**** EXCERPTED RECORDS

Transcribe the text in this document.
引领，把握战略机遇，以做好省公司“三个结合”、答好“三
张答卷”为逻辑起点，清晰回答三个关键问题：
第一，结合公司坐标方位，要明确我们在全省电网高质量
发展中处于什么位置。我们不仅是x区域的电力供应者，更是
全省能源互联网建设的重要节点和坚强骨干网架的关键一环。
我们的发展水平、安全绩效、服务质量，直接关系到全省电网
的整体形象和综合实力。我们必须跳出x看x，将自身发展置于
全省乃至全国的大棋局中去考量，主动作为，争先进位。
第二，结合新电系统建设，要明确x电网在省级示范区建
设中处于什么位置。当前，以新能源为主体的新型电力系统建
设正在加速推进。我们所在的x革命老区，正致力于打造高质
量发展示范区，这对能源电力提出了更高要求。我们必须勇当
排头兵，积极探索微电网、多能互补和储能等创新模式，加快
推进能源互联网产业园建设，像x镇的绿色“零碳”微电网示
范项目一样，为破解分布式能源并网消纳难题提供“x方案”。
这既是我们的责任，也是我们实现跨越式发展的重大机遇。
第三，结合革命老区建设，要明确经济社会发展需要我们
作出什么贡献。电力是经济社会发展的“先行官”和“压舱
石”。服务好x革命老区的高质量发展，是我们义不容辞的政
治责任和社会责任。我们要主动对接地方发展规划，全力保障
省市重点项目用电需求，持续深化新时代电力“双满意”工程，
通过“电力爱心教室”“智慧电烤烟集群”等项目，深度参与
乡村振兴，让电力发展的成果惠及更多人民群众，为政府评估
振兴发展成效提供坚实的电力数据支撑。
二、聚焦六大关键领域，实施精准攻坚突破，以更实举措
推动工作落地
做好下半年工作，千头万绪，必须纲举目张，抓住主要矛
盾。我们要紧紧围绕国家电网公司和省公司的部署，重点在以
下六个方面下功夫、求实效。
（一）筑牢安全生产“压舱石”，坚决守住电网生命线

********

INSTRUCTIONS FOR THE TASK:
Reproduce each entry from the records above, character for character.

RESULT OF THIS EXERCISE:
Transcribe the text in this document.
引领，把握战略机遇，以做好省公司“三个结合”、答好“三
张答卷”为逻辑起点，清晰回答三个关键问题：
第一，结合公司坐标方位，要明确我们在全省电网高质量
发展中处于什么位置。我们不仅是x区域的电力供应者，更是
全省能源互联网建设的重要节点和坚强骨干网架的关键一环。
我们的发展水平、安全绩效、服务质量，直接关系到全省电网
的整体形象和综合实力。我们必须跳出x看x，将自身发展置于
全省乃至全国的大棋局中去考量，主动作为，争先进位。
第二，结合新电系统建设，要明确x电网在省级示范区建
设中处于什么位置。当前，以新能源为主体的新型电力系统建
设正在加速推进。我们所在的x革命老区，正致力于打造高质
量发展示范区，这对能源电力提出了更高要求。我们必须勇当
排头兵，积极探索微电网、多能互补和储能等创新模式，加快
推进能源互联网产业园建设，像x镇的绿色“零碳”微电网示
范项目一样，为破解分布式能源并网消纳难题提供“x方案”。
这既是我们的责任，也是我们实现跨越式发展的重大机遇。
第三，结合革命老区建设，要明确经济社会发展需要我们
作出什么贡献。电力是经济社会发展的“先行官”和“压舱
石”。服务好x革命老区的高质量发展，是我们义不容辞的政
治责任和社会责任。我们要主动对接地方发展规划，全力保障
省市重点项目用电需求，持续深化新时代电力“双满意”工程，
通过“电力爱心教室”“智慧电烤烟集群”等项目，深度参与
乡村振兴，让电力发展的成果惠及更多人民群众，为政府评估
振兴发展成效提供坚实的电力数据支撑。
二、聚焦六大关键领域，实施精准攻坚突破，以更实举措
推动工作落地
做好下半年工作，千头万绪，必须纲举目张，抓住主要矛
盾。我们要紧紧围绕国家电网公司和省公司的部署，重点在以
下六个方面下功夫、求实效。
（一）筑牢安全生产“压舱石”，坚决守住电网生命线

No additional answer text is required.